### THINGS TO DO
- a) Name every section heading in the Antoine Green profile's summary box, such as the one that precedes his birth date and height.
- b) Please carry on writing the Antoine Green profile, starting right after its last sentence.
BEGIN PAGE EXTRACT
Antoine Green

No. 80, 18
- Position: Wide receiver

Personal information
- Born: November 15, 1999 (age 26) Rockledge, Florida, U.S.
- Listed height: 6 ft 2 in (1.88 m)
- Listed weight: 200 lb (91 kg)

Career information
- High school: Rockledge
- College: North Carolina (2018–2022)
- NFL draft: 2023: 7th round, 219th overall pick

Career history
- Detroit Lions (2023–2024);

Awards and highlights
- Third-team All-ACC (2022);

Career NFL statistics
- Receptions: 1
- Receiving yards: 2
- Stats at Pro Football Reference

= Antoine Green =

American football player (born 1999)

Antoine Green (born November 15, 1999) is an American former professional football player who was a wide receiver in the National Football League (NFL). He played college football for the North Carolina Tar Heels.
END PAGE EXTRACT
BEGIN DATA SHOWN
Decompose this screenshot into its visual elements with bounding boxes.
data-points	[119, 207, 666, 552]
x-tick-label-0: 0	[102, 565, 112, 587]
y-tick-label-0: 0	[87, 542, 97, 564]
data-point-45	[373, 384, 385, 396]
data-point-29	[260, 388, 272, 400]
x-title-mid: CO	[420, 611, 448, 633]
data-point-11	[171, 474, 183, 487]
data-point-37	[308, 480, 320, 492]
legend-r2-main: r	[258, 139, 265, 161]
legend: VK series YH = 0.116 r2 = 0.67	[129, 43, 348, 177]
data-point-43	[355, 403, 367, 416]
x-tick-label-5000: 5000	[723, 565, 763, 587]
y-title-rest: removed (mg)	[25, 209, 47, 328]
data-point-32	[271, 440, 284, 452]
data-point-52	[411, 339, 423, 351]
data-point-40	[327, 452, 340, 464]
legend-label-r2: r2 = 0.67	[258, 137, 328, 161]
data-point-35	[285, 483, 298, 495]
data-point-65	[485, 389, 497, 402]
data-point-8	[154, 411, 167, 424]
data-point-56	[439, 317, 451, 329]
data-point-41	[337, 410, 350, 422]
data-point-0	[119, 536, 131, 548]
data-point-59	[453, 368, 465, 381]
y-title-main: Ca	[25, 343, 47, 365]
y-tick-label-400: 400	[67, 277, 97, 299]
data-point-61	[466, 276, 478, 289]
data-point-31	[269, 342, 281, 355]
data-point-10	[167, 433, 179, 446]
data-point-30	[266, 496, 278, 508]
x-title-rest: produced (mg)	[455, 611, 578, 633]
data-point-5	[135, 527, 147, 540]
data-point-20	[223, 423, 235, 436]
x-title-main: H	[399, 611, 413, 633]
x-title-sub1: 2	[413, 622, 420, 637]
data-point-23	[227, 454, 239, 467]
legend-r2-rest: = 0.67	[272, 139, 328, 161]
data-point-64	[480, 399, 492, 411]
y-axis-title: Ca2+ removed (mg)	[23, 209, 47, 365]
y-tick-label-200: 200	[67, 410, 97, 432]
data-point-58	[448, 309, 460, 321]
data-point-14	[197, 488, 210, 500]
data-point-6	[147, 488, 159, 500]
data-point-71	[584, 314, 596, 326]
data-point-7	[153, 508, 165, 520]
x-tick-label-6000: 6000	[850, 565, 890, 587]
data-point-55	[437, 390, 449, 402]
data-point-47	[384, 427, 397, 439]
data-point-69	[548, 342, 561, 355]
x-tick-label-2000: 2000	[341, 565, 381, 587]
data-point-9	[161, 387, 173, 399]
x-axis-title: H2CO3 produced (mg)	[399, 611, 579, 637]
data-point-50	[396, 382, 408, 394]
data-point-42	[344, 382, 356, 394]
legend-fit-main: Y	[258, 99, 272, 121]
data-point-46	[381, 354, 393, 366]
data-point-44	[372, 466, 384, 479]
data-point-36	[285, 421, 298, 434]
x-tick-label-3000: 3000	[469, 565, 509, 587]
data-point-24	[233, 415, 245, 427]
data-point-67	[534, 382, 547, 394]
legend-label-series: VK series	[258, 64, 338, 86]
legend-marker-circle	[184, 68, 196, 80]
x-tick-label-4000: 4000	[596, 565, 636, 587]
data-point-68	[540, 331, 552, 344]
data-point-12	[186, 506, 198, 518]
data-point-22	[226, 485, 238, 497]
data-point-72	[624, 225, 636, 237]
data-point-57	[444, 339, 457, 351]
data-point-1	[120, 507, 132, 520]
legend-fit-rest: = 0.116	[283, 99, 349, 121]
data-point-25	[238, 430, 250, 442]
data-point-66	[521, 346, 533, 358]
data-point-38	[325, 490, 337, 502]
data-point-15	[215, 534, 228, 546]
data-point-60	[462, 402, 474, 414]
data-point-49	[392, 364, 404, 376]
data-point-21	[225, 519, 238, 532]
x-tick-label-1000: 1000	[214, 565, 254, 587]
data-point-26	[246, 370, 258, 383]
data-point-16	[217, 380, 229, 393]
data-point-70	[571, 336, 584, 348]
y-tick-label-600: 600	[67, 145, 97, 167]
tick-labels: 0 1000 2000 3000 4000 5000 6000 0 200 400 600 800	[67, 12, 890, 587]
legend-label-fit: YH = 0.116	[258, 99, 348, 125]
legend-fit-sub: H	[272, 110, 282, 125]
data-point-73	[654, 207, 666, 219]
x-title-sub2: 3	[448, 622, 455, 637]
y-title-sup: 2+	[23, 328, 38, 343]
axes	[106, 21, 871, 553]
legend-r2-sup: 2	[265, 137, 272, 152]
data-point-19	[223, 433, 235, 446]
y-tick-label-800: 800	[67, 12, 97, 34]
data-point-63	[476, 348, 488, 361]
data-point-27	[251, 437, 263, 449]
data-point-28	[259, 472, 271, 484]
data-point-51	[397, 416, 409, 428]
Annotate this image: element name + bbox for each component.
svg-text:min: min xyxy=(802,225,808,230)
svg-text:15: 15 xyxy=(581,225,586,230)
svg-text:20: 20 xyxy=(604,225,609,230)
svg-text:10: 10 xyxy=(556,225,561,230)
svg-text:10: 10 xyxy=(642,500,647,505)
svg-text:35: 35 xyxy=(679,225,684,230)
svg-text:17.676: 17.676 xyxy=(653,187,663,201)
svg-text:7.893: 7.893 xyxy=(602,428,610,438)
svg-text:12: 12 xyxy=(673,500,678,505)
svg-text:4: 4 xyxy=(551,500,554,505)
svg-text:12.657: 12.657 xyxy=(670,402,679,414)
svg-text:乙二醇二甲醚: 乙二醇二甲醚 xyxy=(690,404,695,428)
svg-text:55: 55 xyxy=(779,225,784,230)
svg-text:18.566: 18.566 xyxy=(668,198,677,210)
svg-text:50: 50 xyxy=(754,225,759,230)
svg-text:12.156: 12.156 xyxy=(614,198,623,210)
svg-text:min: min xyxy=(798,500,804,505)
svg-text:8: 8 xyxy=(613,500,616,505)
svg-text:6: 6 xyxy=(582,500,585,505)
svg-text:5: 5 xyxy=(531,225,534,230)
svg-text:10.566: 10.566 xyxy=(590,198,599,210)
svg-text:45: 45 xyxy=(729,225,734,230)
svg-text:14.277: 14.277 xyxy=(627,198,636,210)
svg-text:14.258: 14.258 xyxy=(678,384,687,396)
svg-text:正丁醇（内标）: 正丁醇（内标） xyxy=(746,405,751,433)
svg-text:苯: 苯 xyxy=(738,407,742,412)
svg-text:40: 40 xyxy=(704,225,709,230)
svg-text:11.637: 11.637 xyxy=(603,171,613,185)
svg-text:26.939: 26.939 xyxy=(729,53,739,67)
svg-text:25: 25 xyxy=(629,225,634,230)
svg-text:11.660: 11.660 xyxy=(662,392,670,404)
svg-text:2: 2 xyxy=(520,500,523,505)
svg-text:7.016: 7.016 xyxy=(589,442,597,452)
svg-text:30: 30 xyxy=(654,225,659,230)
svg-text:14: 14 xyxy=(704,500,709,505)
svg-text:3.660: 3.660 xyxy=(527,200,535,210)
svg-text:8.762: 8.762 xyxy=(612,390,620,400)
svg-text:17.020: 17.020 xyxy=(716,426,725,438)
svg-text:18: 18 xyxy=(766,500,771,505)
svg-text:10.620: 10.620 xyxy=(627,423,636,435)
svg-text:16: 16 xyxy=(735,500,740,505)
END DATA SHOWN
### ANSWERS TO EACH TASK
- a)
Personal information
Career information
Career history
Awards and highlights
Career NFL statistics

- b)
==College career==
As a freshman at North Carolina in 2018, Green appeared in five games at wide receiver and on special teams, and posted four receptions for 45 yards. On October 20, 2018, he suffered a season-ending leg injury in an overtime loss to Syracuse. As a sophomore in 2019, he appeared in 10 games and made two starts at wide receiver, posting eight receptions for 217 yards and two touchdowns. As a junior in 2020, Green appeared in 11 games, and made one start at wide receiver and on special teams.

As a senior in 2021, he started all 13 games at wide receiver, and ranked second on the team in receptions (31), receiving yards (612) and receiving touchdowns (5). He ranked second in the Atlantic Coast Conference (ACC), and 12th nationally, averaging 19.7 yards per reception.

He suffered a collarbone injury in a preseason scrimmage and missed the first three games of the season. As a fifth-year senior in 2022, he appeared in nine games, and made eight starts at wide receiver, and ranked second on the team in receptions (43), yards receiving (798), receiving touchdowns (7) and receiving yards per game (88.67). Following the season he was named third-team All-ACC.

==Professional career==

Green was selected by the Detroit Lions in the seventh round, 219th overall, of the 2023 NFL draft.

Green was waived with an injury designation on August 12, 2024.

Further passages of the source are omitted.